Exercise objective
Single out each line with the word "icon" and copy it.

━━ Given data

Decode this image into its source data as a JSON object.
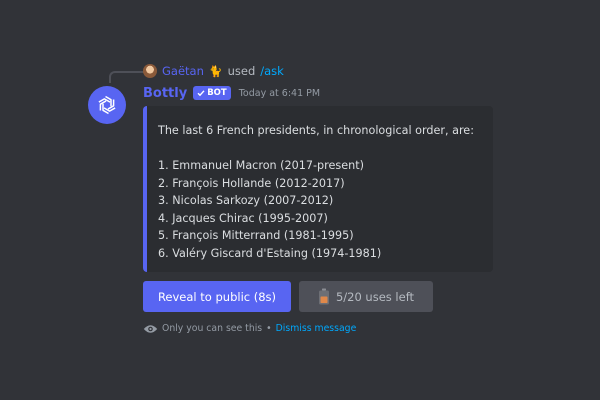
{
  "reply": {
    "username": "Gaëtan",
    "emoji": "🐈",
    "action": "used",
    "command": "/ask"
  },
  "message": {
    "author": "Bottly",
    "bot_tag": "BOT",
    "timestamp": "Today at 6:41 PM",
    "avatar_icon": "openai-logo-icon"
  },
  "embed": {
    "intro": "The last 6 French presidents, in chronological order, are:",
    "items": [
      "1. Emmanuel Macron (2017-present)",
      "2. François Hollande (2012-2017)",
      "3. Nicolas Sarkozy (2007-2012)",
      "4. Jacques Chirac (1995-2007)",
      "5. François Mitterrand (1981-1995)",
      "6. Valéry Giscard d'Estaing (1974-1981)"
    ],
    "accent_color": "#5865f2"
  },
  "buttons": {
    "reveal_label": "Reveal to public (8s)",
    "uses_label": "5/20 uses left",
    "uses_icon": "battery-icon"
  },
  "ephemeral": {
    "note": "Only you can see this",
    "separator": "•",
    "dismiss_label": "Dismiss message",
    "icon": "eye-icon"
  },
  "colors": {
    "background": "#313338",
    "embed_background": "#2b2d31",
    "brand": "#5865f2",
    "link": "#00a8fc"
  }
}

━━━━

Result for this task
    "avatar_icon": "openai-logo-icon"
    "uses_icon": "battery-icon"
    "icon": "eye-icon"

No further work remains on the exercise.